== RECORDS
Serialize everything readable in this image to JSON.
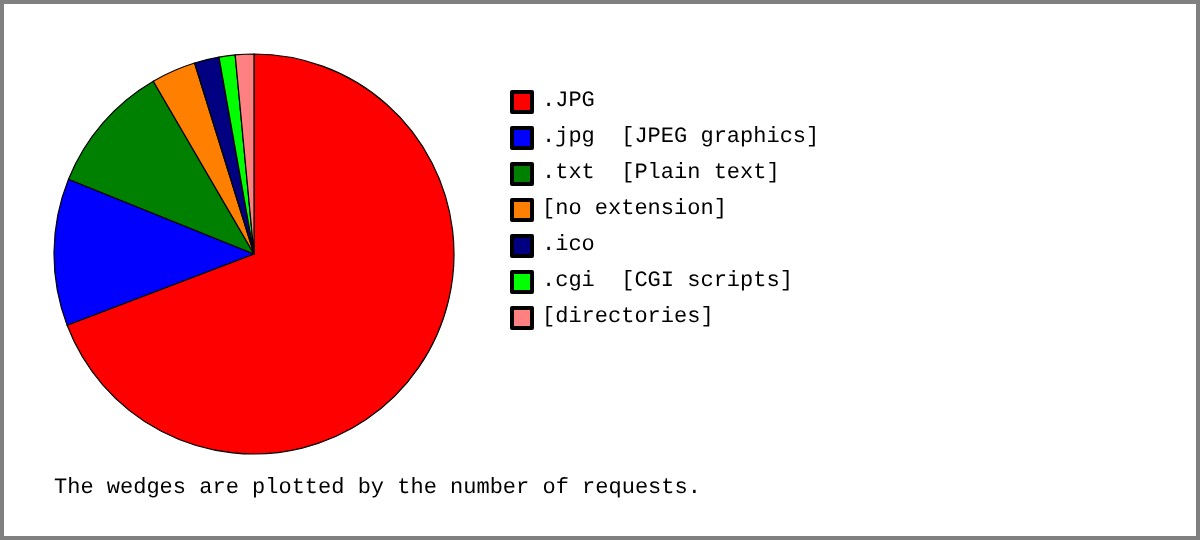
{
  "chart_data": {
    "type": "pie",
    "categories": [
      ".JPG",
      ".jpg  [JPEG graphics]",
      ".txt  [Plain text]",
      "[no extension]",
      ".ico",
      ".cgi  [CGI scripts]",
      "[directories]"
    ],
    "values": [
      69.2,
      11.9,
      10.5,
      3.6,
      2.0,
      1.3,
      1.5
    ],
    "colors": [
      "#ff0000",
      "#0000ff",
      "#008000",
      "#ff8000",
      "#000080",
      "#00ff00",
      "#ff8080"
    ],
    "legend": "right",
    "annotations": [
      "The wedges are plotted by the number of requests."
    ]
  }
}
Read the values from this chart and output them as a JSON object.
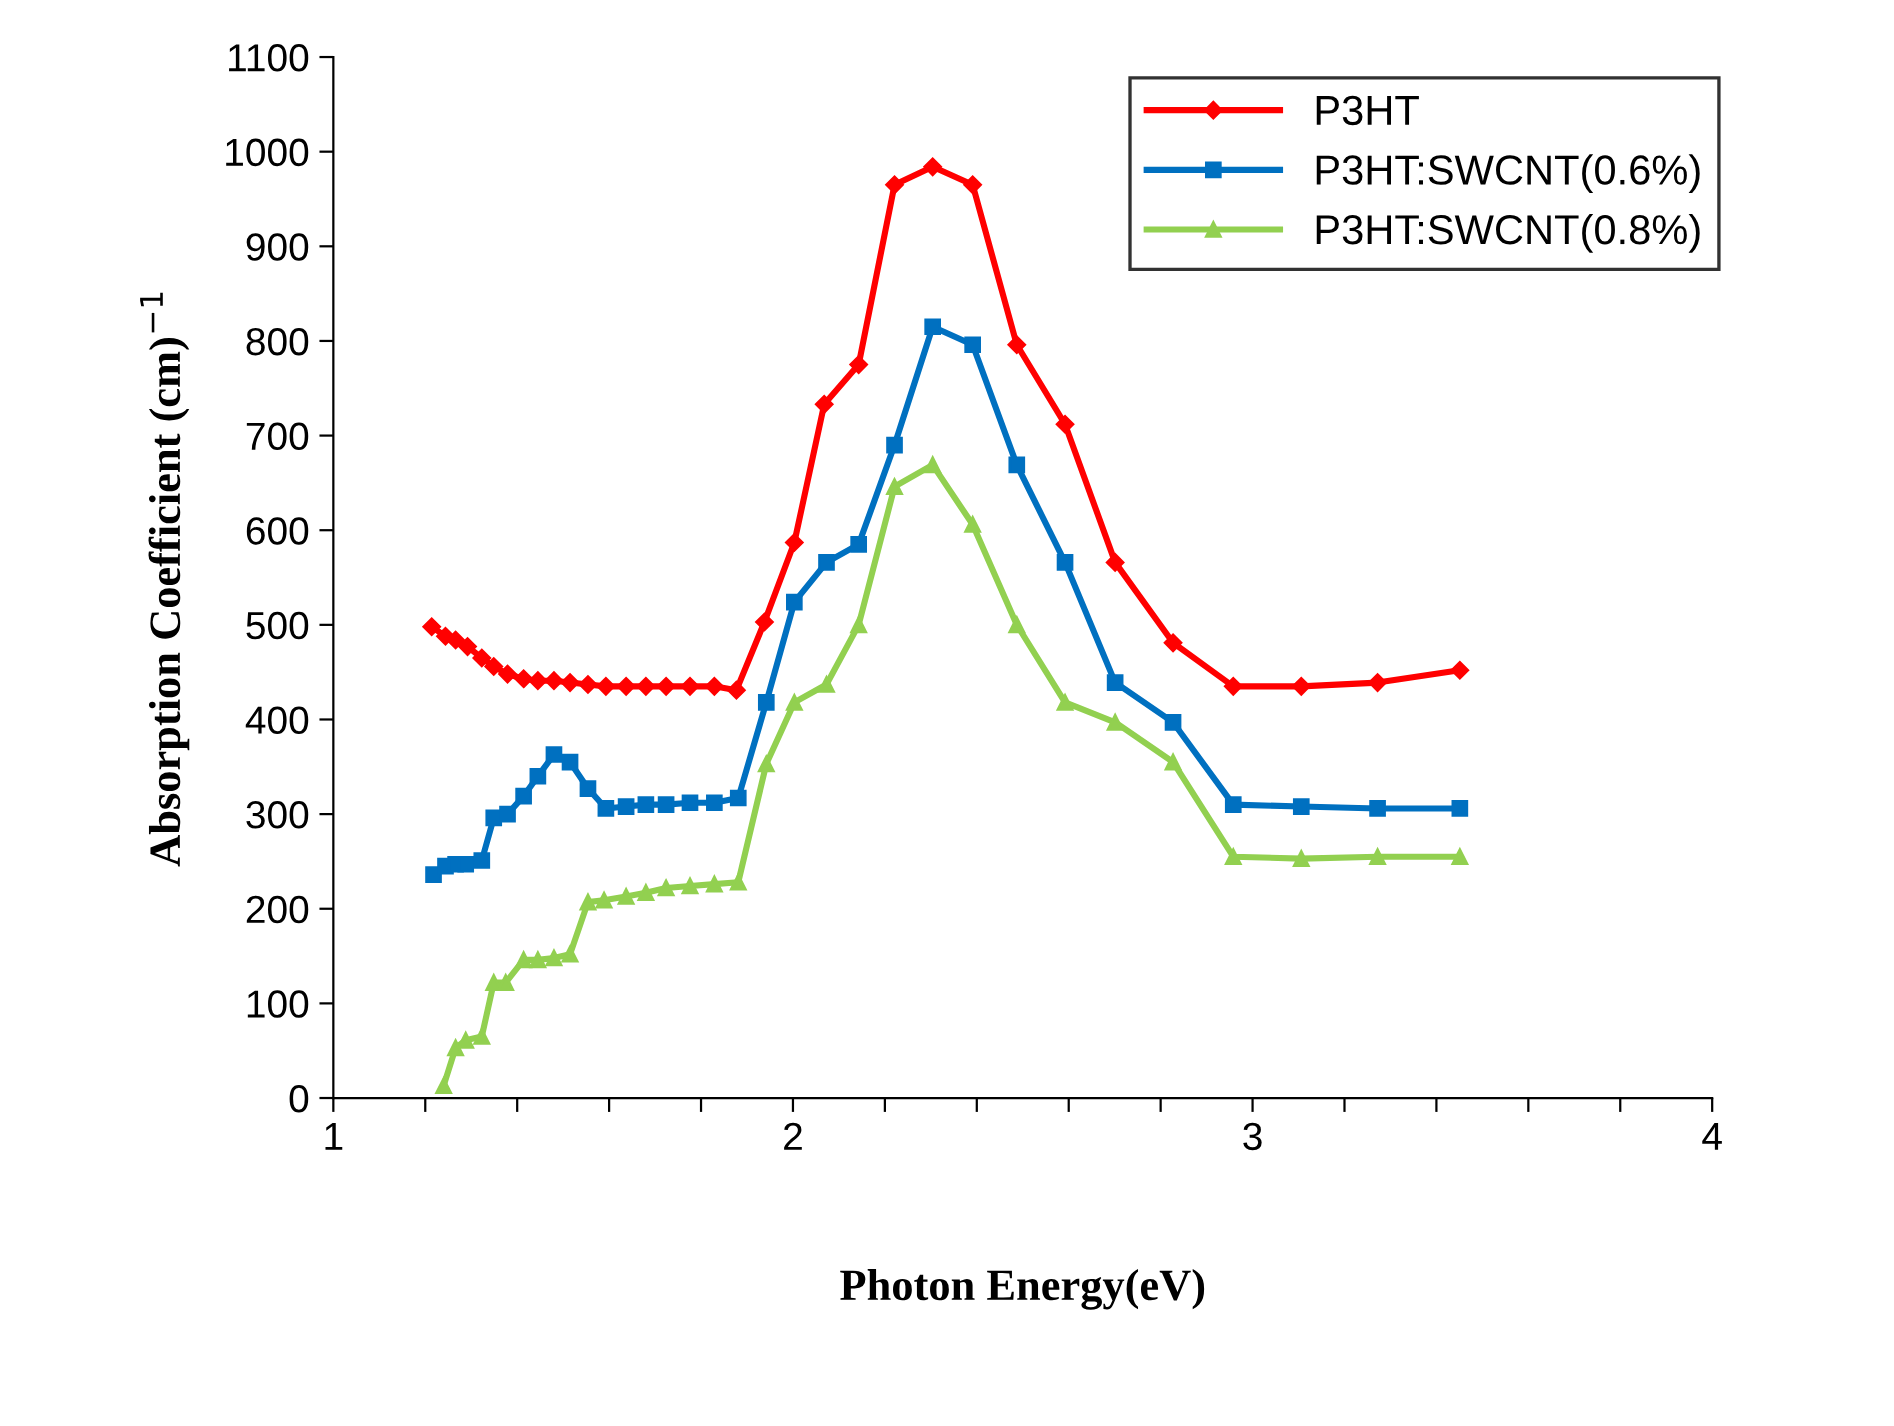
====
Without the pictures, write out all of the material exactly.

Serialize everything readable in this image to JSON.
{
  "chart_data": {
    "type": "pie",
    "categories": [
      ".JPG",
      ".jpg  [JPEG graphics]",
      ".txt  [Plain text]",
      "[no extension]",
      ".ico",
      ".cgi  [CGI scripts]",
      "[directories]"
    ],
    "values": [
      69.2,
      11.9,
      10.5,
      3.6,
      2.0,
      1.3,
      1.5
    ],
    "colors": [
      "#ff0000",
      "#0000ff",
      "#008000",
      "#ff8000",
      "#000080",
      "#00ff00",
      "#ff8080"
    ],
    "legend": "right",
    "annotations": [
      "The wedges are plotted by the number of requests."
    ]
  }
}
Read the values from this chart and output them as a JSON object.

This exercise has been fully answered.